Entries from a dataset
▼

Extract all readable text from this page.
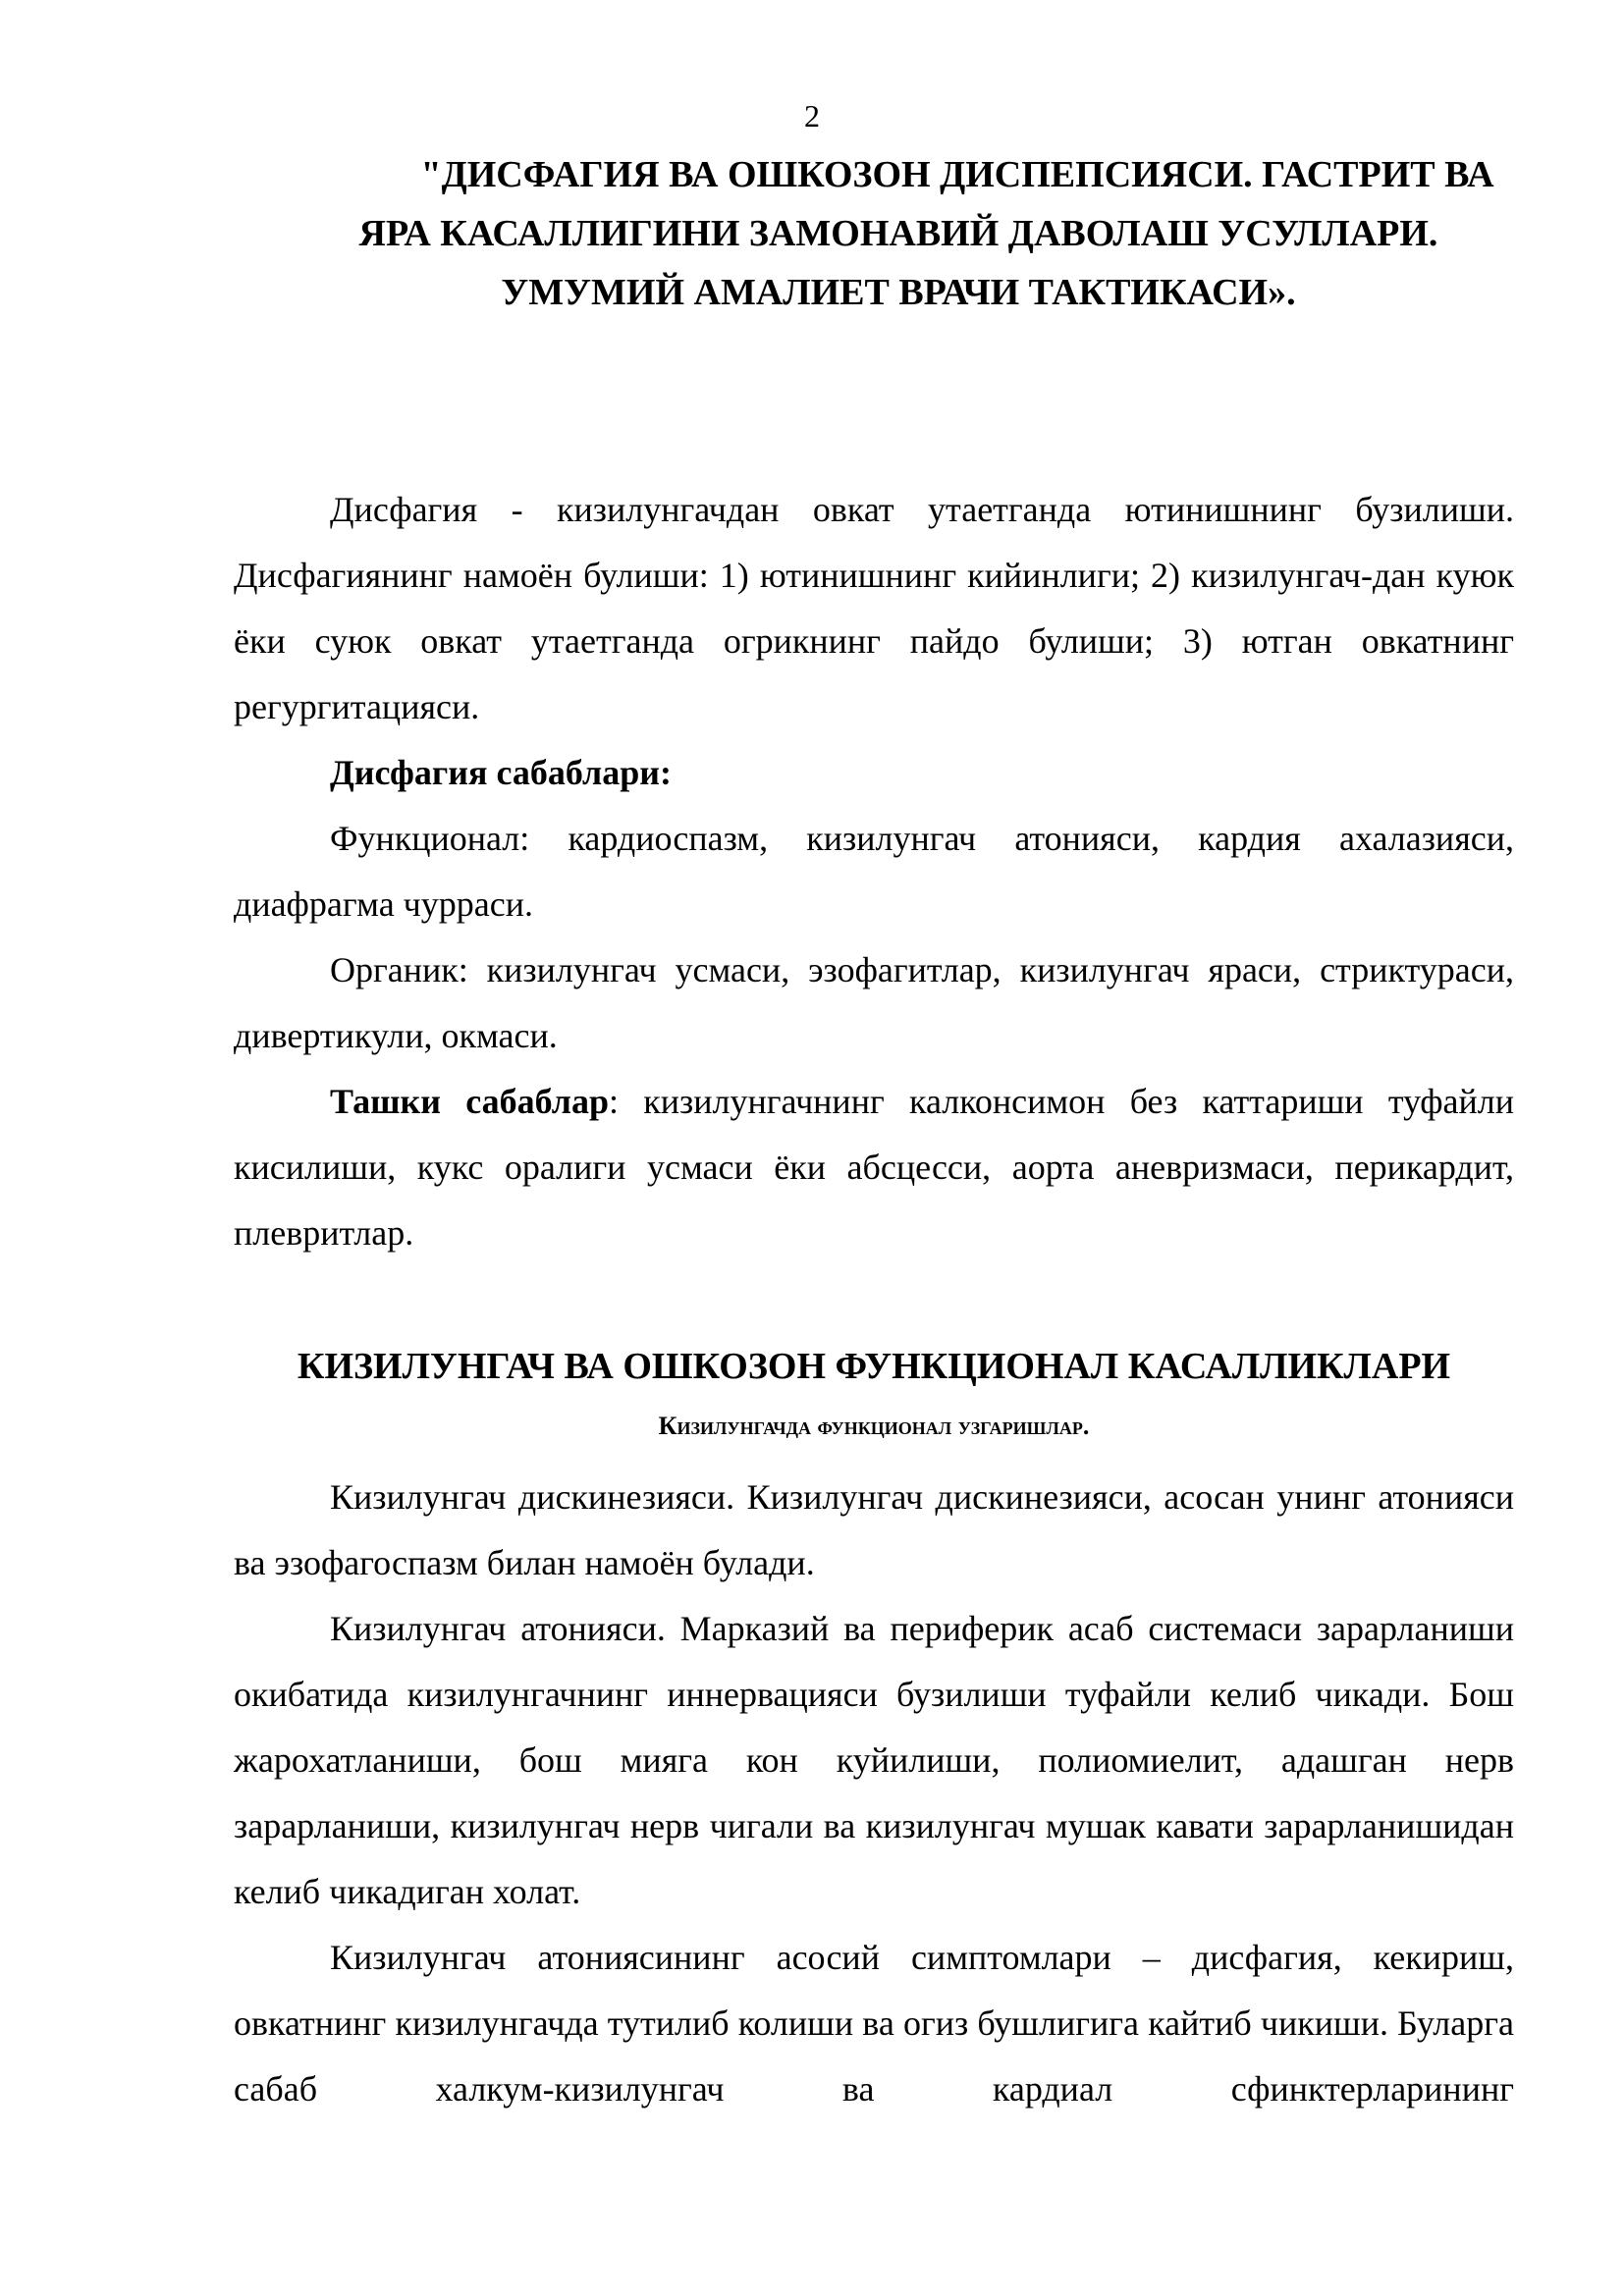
2
"ДИСФАГИЯ ВА ОШКОЗОН ДИСПЕПСИЯСИ. ГАСТРИТ ВА
ЯРА КАСАЛЛИГИНИ ЗАМОНАВИЙ ДАВОЛАШ УСУЛЛАРИ.
УМУМИЙ АМАЛИЕТ ВРАЧИ ТАКТИКАСИ».

Дисфагия - кизилунгачдан овкат утаетганда ютинишнинг бузилиши. Дисфагиянинг намоён булиши: 1) ютинишнинг кийинлиги; 2) кизилунгач-дан куюк ёки суюк овкат утаетганда огрикнинг пайдо булиши; 3) ютган овкатнинг регургитацияси.

Дисфагия сабаблари:

Функционал: кардиоспазм, кизилунгач атонияси, кардия ахалазияси, диафрагма чурраси.

Органик: кизилунгач усмаси, эзофагитлар, кизилунгач яраси, стриктураси, дивертикули, окмаси.

Ташки сабаблар: кизилунгачнинг калконсимон без каттариши туфайли кисилиши, кукс оралиги усмаси ёки абсцесси, аорта аневризмаси, перикардит, плевритлар.

КИЗИЛУНГАЧ ВА ОШКОЗОН ФУНКЦИОНАЛ КАСАЛЛИКЛАРИ
Кизилунгачда функционал узгаришлар.

Кизилунгач дискинезияси. Кизилунгач дискинезияси, асосан унинг атонияси ва эзофагоспазм билан намоён булади.

Кизилунгач атонияси. Марказий ва периферик асаб системаси зарарланиши окибатида кизилунгачнинг иннервацияси бузилиши туфайли келиб чикади. Бош жарохатланиши, бош мияга кон куйилиши, полиомиелит, адашган нерв зарарланиши, кизилунгач нерв чигали ва кизилунгач мушак кавати зарарланишидан келиб чикадиган холат.

Кизилунгач атониясининг асосий симптомлари – дисфагия, кекириш, овкатнинг кизилунгачда тутилиб колиши ва огиз бушлигига кайтиб чикиши. Буларга сабаб халкум-кизилунгач ва кардиал сфинктерларининг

▲

- **Task instructions**
Reproduce the records verbatim, omitting all images they contain.

- **Task response**
Extract all readable text from this page.
2
"ДИСФАГИЯ ВА ОШКОЗОН ДИСПЕПСИЯСИ. ГАСТРИТ ВА
ЯРА КАСАЛЛИГИНИ ЗАМОНАВИЙ ДАВОЛАШ УСУЛЛАРИ.
УМУМИЙ АМАЛИЕТ ВРАЧИ ТАКТИКАСИ».

Дисфагия - кизилунгачдан овкат утаетганда ютинишнинг бузилиши. Дисфагиянинг намоён булиши: 1) ютинишнинг кийинлиги; 2) кизилунгач-дан куюк ёки суюк овкат утаетганда огрикнинг пайдо булиши; 3) ютган овкатнинг регургитацияси.

Дисфагия сабаблари:

Функционал: кардиоспазм, кизилунгач атонияси, кардия ахалазияси, диафрагма чурраси.

Органик: кизилунгач усмаси, эзофагитлар, кизилунгач яраси, стриктураси, дивертикули, окмаси.

Ташки сабаблар: кизилунгачнинг калконсимон без каттариши туфайли кисилиши, кукс оралиги усмаси ёки абсцесси, аорта аневризмаси, перикардит, плевритлар.

КИЗИЛУНГАЧ ВА ОШКОЗОН ФУНКЦИОНАЛ КАСАЛЛИКЛАРИ
Кизилунгачда функционал узгаришлар.

Кизилунгач дискинезияси. Кизилунгач дискинезияси, асосан унинг атонияси ва эзофагоспазм билан намоён булади.

Кизилунгач атонияси. Марказий ва периферик асаб системаси зарарланиши окибатида кизилунгачнинг иннервацияси бузилиши туфайли келиб чикади. Бош жарохатланиши, бош мияга кон куйилиши, полиомиелит, адашган нерв зарарланиши, кизилунгач нерв чигали ва кизилунгач мушак кавати зарарланишидан келиб чикадиган холат.

Кизилунгач атониясининг асосий симптомлари – дисфагия, кекириш, овкатнинг кизилунгачда тутилиб колиши ва огиз бушлигига кайтиб чикиши. Буларга сабаб халкум-кизилунгач ва кардиал сфинктерларининг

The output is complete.